◆ EXTRACTED MATERIAL

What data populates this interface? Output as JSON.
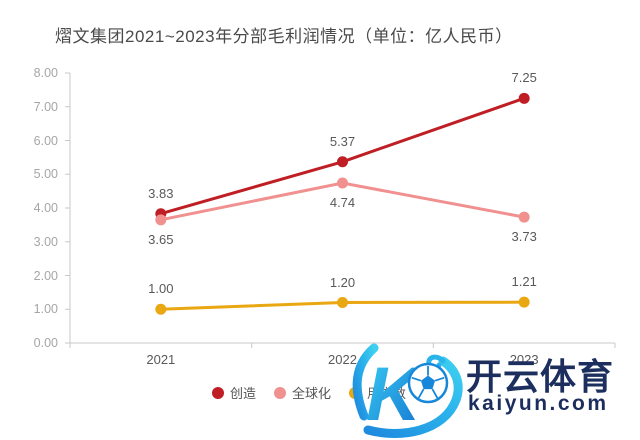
{
  "title": "熠文集团2021~2023年分部毛利润情况（单位：亿人民币）",
  "chart_data": {
    "type": "line",
    "categories": [
      "2021",
      "2022",
      "2023"
    ],
    "series": [
      {
        "name": "创造",
        "color": "#bf1e24",
        "values": [
          3.83,
          5.37,
          7.25
        ],
        "label_position": "above"
      },
      {
        "name": "全球化",
        "color": "#f0908f",
        "values": [
          3.65,
          4.74,
          3.73
        ],
        "label_position": "below"
      },
      {
        "name": "用户数",
        "color": "#e9a711",
        "values": [
          1.0,
          1.2,
          1.21
        ],
        "label_position": "above"
      }
    ],
    "ylim": [
      0,
      8
    ],
    "y_ticks": [
      "8.00",
      "7.00",
      "6.00",
      "5.00",
      "4.00",
      "3.00",
      "2.00",
      "1.00",
      "0.00"
    ],
    "value_format": "two_decimals",
    "grid": false,
    "legend_position": "bottom",
    "axis_color": "#c8c8c8"
  },
  "watermark": {
    "brand": "开云体育",
    "domain": "kaiyun.com",
    "logo_letter": "K",
    "brand_color": "#1c2e5e",
    "logo_gradient": [
      "#35c8f0",
      "#1470cf"
    ]
  }
}
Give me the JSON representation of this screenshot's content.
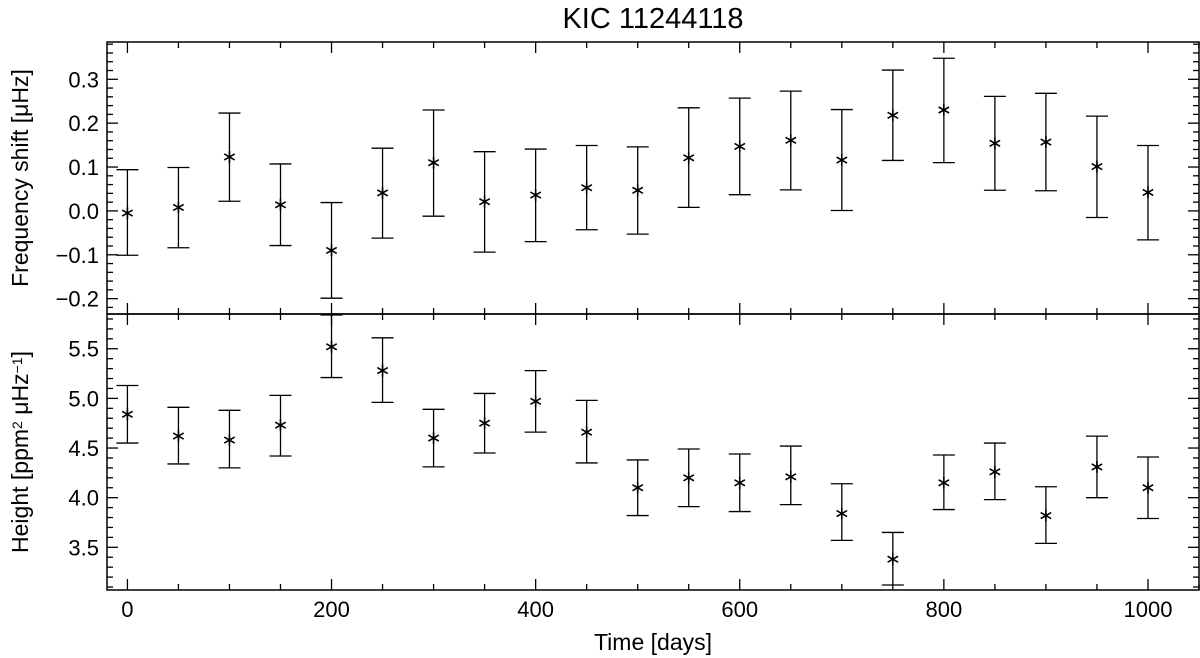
{
  "chart_data": {
    "type": "scatter",
    "title": "KIC 11244118",
    "xlabel": "Time [days]",
    "xlim": [
      -20,
      1050
    ],
    "xticks": [
      "0",
      "200",
      "400",
      "600",
      "800",
      "1000"
    ],
    "panels": [
      {
        "ylabel": "Frequency shift [μHz]",
        "ylim": [
          -0.235,
          0.385
        ],
        "yticks": [
          "−0.2",
          "−0.1",
          "0.0",
          "0.1",
          "0.2",
          "0.3"
        ],
        "series": [
          {
            "marker": "asterisk",
            "x": [
              0,
              50,
              100,
              150,
              200,
              250,
              300,
              350,
              400,
              450,
              500,
              550,
              600,
              650,
              700,
              750,
              800,
              850,
              900,
              950,
              1000
            ],
            "y": [
              -0.005,
              0.008,
              0.123,
              0.014,
              -0.09,
              0.041,
              0.11,
              0.021,
              0.036,
              0.053,
              0.047,
              0.121,
              0.147,
              0.161,
              0.116,
              0.218,
              0.23,
              0.154,
              0.157,
              0.101,
              0.042
            ],
            "err_low": [
              -0.101,
              -0.084,
              0.022,
              -0.079,
              -0.199,
              -0.062,
              -0.012,
              -0.094,
              -0.07,
              -0.043,
              -0.053,
              0.008,
              0.037,
              0.048,
              0.001,
              0.115,
              0.11,
              0.047,
              0.046,
              -0.015,
              -0.066
            ],
            "err_high": [
              0.094,
              0.099,
              0.223,
              0.107,
              0.019,
              0.143,
              0.23,
              0.135,
              0.141,
              0.149,
              0.146,
              0.235,
              0.257,
              0.273,
              0.231,
              0.321,
              0.348,
              0.261,
              0.268,
              0.216,
              0.149
            ]
          }
        ]
      },
      {
        "ylabel": "Height [ppm² μHz⁻¹]",
        "ylim": [
          3.07,
          5.85
        ],
        "yticks": [
          "3.5",
          "4.0",
          "4.5",
          "5.0",
          "5.5"
        ],
        "series": [
          {
            "marker": "asterisk",
            "x": [
              0,
              50,
              100,
              150,
              200,
              250,
              300,
              350,
              400,
              450,
              500,
              550,
              600,
              650,
              700,
              750,
              800,
              850,
              900,
              950,
              1000
            ],
            "y": [
              4.84,
              4.62,
              4.58,
              4.73,
              5.52,
              5.28,
              4.6,
              4.75,
              4.97,
              4.66,
              4.1,
              4.2,
              4.15,
              4.21,
              3.84,
              3.38,
              4.15,
              4.26,
              3.82,
              4.31,
              4.1
            ],
            "err_low": [
              4.55,
              4.34,
              4.3,
              4.42,
              5.21,
              4.96,
              4.31,
              4.45,
              4.66,
              4.35,
              3.82,
              3.91,
              3.86,
              3.93,
              3.57,
              3.12,
              3.88,
              3.98,
              3.54,
              4.0,
              3.79
            ],
            "err_high": [
              5.13,
              4.91,
              4.88,
              5.03,
              5.84,
              5.61,
              4.89,
              5.05,
              5.28,
              4.98,
              4.38,
              4.49,
              4.44,
              4.52,
              4.14,
              3.65,
              4.43,
              4.55,
              4.11,
              4.62,
              4.41
            ]
          }
        ]
      }
    ]
  }
}
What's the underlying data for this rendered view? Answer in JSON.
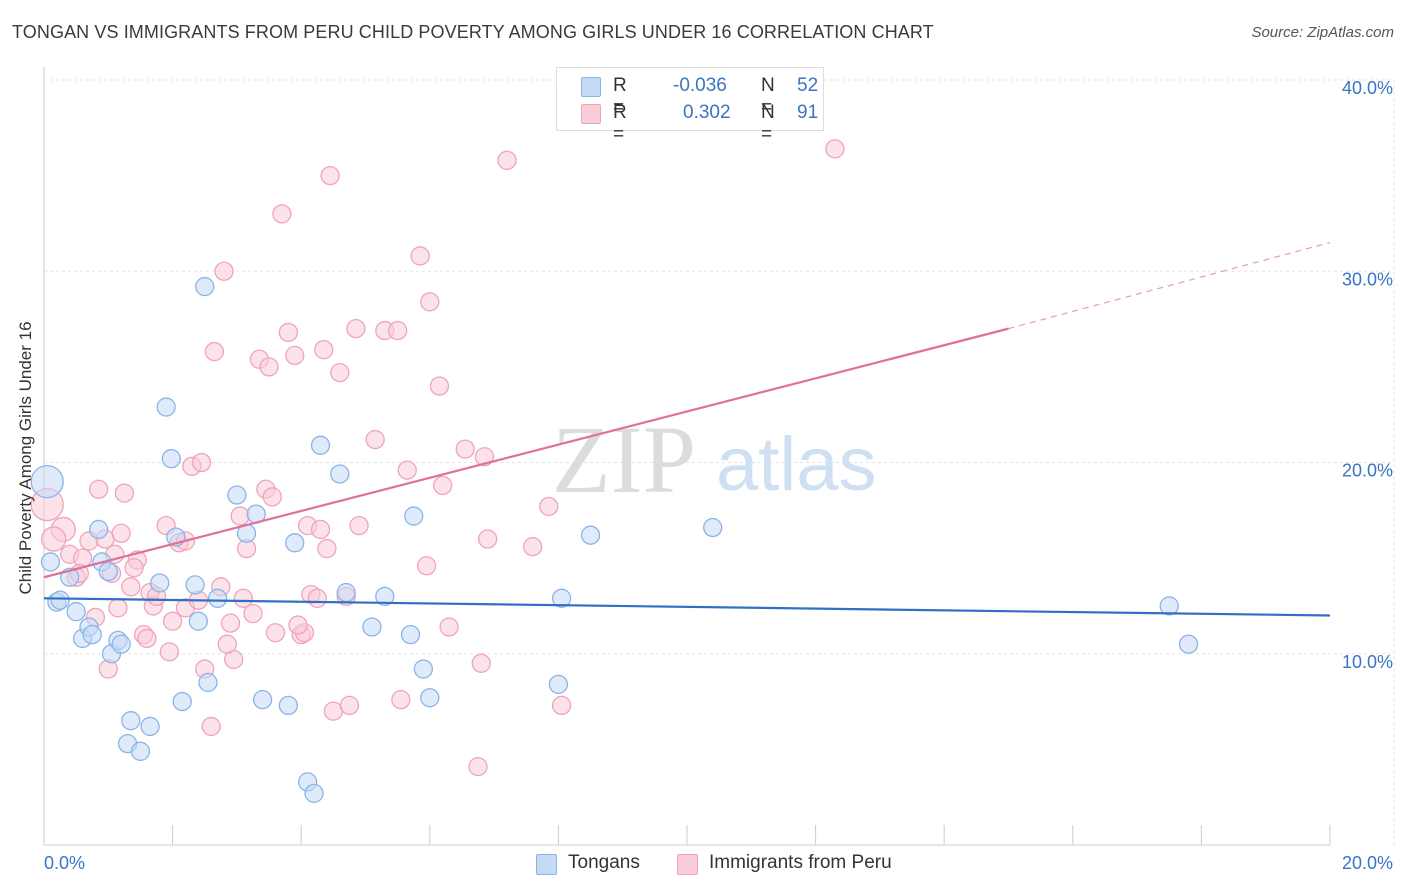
{
  "title": "TONGAN VS IMMIGRANTS FROM PERU CHILD POVERTY AMONG GIRLS UNDER 16 CORRELATION CHART",
  "source": "Source: ZipAtlas.com",
  "watermark": {
    "zip": "ZIP",
    "atlas": "atlas"
  },
  "legend": {
    "rows": [
      {
        "r_label": "R =",
        "r_value": "-0.036",
        "n_label": "N =",
        "n_value": "52"
      },
      {
        "r_label": "R =",
        "r_value": "0.302",
        "n_label": "N =",
        "n_value": "91"
      }
    ]
  },
  "chart_data": {
    "type": "scatter",
    "title": "TONGAN VS IMMIGRANTS FROM PERU CHILD POVERTY AMONG GIRLS UNDER 16 CORRELATION CHART",
    "xlabel": "",
    "ylabel": "Child Poverty Among Girls Under 16",
    "xlim": [
      0,
      20
    ],
    "ylim": [
      0,
      40
    ],
    "x_ticks": [
      "0.0%",
      "20.0%"
    ],
    "y_ticks": [
      {
        "value": 10,
        "label": "10.0%"
      },
      {
        "value": 20,
        "label": "20.0%"
      },
      {
        "value": 30,
        "label": "30.0%"
      },
      {
        "value": 40,
        "label": "40.0%"
      }
    ],
    "grid": true,
    "legend_position": "bottom",
    "series": [
      {
        "name": "Tongans",
        "color": "#8ab4e8",
        "fill": "#c5daf5",
        "line_color": "#2f6fc6",
        "trend": {
          "x": [
            0,
            20
          ],
          "y": [
            12.9,
            12.0
          ]
        },
        "points": [
          [
            0.05,
            19.0
          ],
          [
            0.1,
            14.8
          ],
          [
            0.2,
            12.7
          ],
          [
            0.25,
            12.8
          ],
          [
            0.4,
            14.0
          ],
          [
            0.5,
            12.2
          ],
          [
            0.6,
            10.8
          ],
          [
            0.7,
            11.4
          ],
          [
            0.75,
            11.0
          ],
          [
            0.85,
            16.5
          ],
          [
            0.9,
            14.8
          ],
          [
            1.0,
            14.3
          ],
          [
            1.05,
            10.0
          ],
          [
            1.15,
            10.7
          ],
          [
            1.2,
            10.5
          ],
          [
            1.3,
            5.3
          ],
          [
            1.35,
            6.5
          ],
          [
            1.5,
            4.9
          ],
          [
            1.65,
            6.2
          ],
          [
            1.8,
            13.7
          ],
          [
            1.9,
            22.9
          ],
          [
            1.98,
            20.2
          ],
          [
            2.05,
            16.1
          ],
          [
            2.15,
            7.5
          ],
          [
            2.35,
            13.6
          ],
          [
            2.4,
            11.7
          ],
          [
            2.5,
            29.2
          ],
          [
            2.55,
            8.5
          ],
          [
            2.7,
            12.9
          ],
          [
            3.0,
            18.3
          ],
          [
            3.15,
            16.3
          ],
          [
            3.3,
            17.3
          ],
          [
            3.4,
            7.6
          ],
          [
            3.8,
            7.3
          ],
          [
            3.9,
            15.8
          ],
          [
            4.1,
            3.3
          ],
          [
            4.2,
            2.7
          ],
          [
            4.3,
            20.9
          ],
          [
            4.6,
            19.4
          ],
          [
            4.7,
            13.2
          ],
          [
            5.1,
            11.4
          ],
          [
            5.7,
            11.0
          ],
          [
            5.75,
            17.2
          ],
          [
            5.9,
            9.2
          ],
          [
            6.0,
            7.7
          ],
          [
            8.0,
            8.4
          ],
          [
            8.05,
            12.9
          ],
          [
            8.5,
            16.2
          ],
          [
            10.4,
            16.6
          ],
          [
            17.5,
            12.5
          ],
          [
            17.8,
            10.5
          ],
          [
            5.3,
            13.0
          ]
        ]
      },
      {
        "name": "Immigrants from Peru",
        "color": "#f0a3bb",
        "fill": "#f9ccd9",
        "line_color": "#e07098",
        "trend": {
          "x": [
            0,
            15.0
          ],
          "y": [
            14.0,
            27.0
          ]
        },
        "trend_dashed": {
          "x": [
            15.0,
            20.0
          ],
          "y": [
            27.0,
            31.5
          ]
        },
        "points": [
          [
            0.05,
            17.8
          ],
          [
            0.3,
            16.5
          ],
          [
            0.4,
            15.2
          ],
          [
            0.5,
            14.0
          ],
          [
            0.6,
            15.0
          ],
          [
            0.7,
            15.9
          ],
          [
            0.8,
            11.9
          ],
          [
            0.85,
            18.6
          ],
          [
            0.95,
            16.0
          ],
          [
            1.0,
            9.2
          ],
          [
            1.05,
            14.2
          ],
          [
            1.15,
            12.4
          ],
          [
            1.2,
            16.3
          ],
          [
            1.25,
            18.4
          ],
          [
            1.35,
            13.5
          ],
          [
            1.45,
            14.9
          ],
          [
            1.55,
            11.0
          ],
          [
            1.6,
            10.8
          ],
          [
            1.65,
            13.2
          ],
          [
            1.7,
            12.5
          ],
          [
            1.75,
            13.0
          ],
          [
            1.9,
            16.7
          ],
          [
            1.95,
            10.1
          ],
          [
            2.0,
            11.7
          ],
          [
            2.1,
            15.8
          ],
          [
            2.2,
            12.4
          ],
          [
            2.3,
            19.8
          ],
          [
            2.4,
            12.8
          ],
          [
            2.45,
            20.0
          ],
          [
            2.5,
            9.2
          ],
          [
            2.6,
            6.2
          ],
          [
            2.65,
            25.8
          ],
          [
            2.75,
            13.5
          ],
          [
            2.8,
            30.0
          ],
          [
            2.9,
            11.6
          ],
          [
            2.95,
            9.7
          ],
          [
            3.05,
            17.2
          ],
          [
            3.1,
            12.9
          ],
          [
            3.15,
            15.5
          ],
          [
            3.25,
            12.1
          ],
          [
            3.35,
            25.4
          ],
          [
            3.45,
            18.6
          ],
          [
            3.5,
            25.0
          ],
          [
            3.55,
            18.2
          ],
          [
            3.6,
            11.1
          ],
          [
            3.7,
            33.0
          ],
          [
            3.8,
            26.8
          ],
          [
            3.9,
            25.6
          ],
          [
            4.0,
            11.0
          ],
          [
            4.05,
            11.1
          ],
          [
            4.1,
            16.7
          ],
          [
            4.15,
            13.1
          ],
          [
            4.3,
            16.5
          ],
          [
            4.35,
            25.9
          ],
          [
            4.4,
            15.5
          ],
          [
            4.45,
            35.0
          ],
          [
            4.5,
            7.0
          ],
          [
            4.6,
            24.7
          ],
          [
            4.7,
            13.0
          ],
          [
            4.75,
            7.3
          ],
          [
            4.85,
            27.0
          ],
          [
            4.9,
            16.7
          ],
          [
            5.15,
            21.2
          ],
          [
            5.3,
            26.9
          ],
          [
            5.5,
            26.9
          ],
          [
            5.55,
            7.6
          ],
          [
            5.65,
            19.6
          ],
          [
            5.85,
            30.8
          ],
          [
            5.95,
            14.6
          ],
          [
            6.0,
            28.4
          ],
          [
            6.3,
            11.4
          ],
          [
            6.15,
            24.0
          ],
          [
            6.2,
            18.8
          ],
          [
            6.55,
            20.7
          ],
          [
            6.75,
            4.1
          ],
          [
            6.8,
            9.5
          ],
          [
            6.85,
            20.3
          ],
          [
            6.9,
            16.0
          ],
          [
            7.2,
            35.8
          ],
          [
            7.6,
            15.6
          ],
          [
            7.85,
            17.7
          ],
          [
            8.05,
            7.3
          ],
          [
            12.3,
            36.4
          ],
          [
            2.2,
            15.9
          ],
          [
            1.4,
            14.5
          ],
          [
            4.25,
            12.9
          ],
          [
            0.15,
            16.0
          ],
          [
            0.55,
            14.2
          ],
          [
            2.85,
            10.5
          ],
          [
            3.95,
            11.5
          ],
          [
            1.1,
            15.2
          ]
        ]
      }
    ]
  }
}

◆ GOAL
Show all lines in the entries above where the word "JSON" appears.

◆ ANSWER IN FULL
What data populates this interface? Output as JSON.
Give me the JSON representation of this screenshot's content.
What's the underlying data for this rendered view? Answer in JSON.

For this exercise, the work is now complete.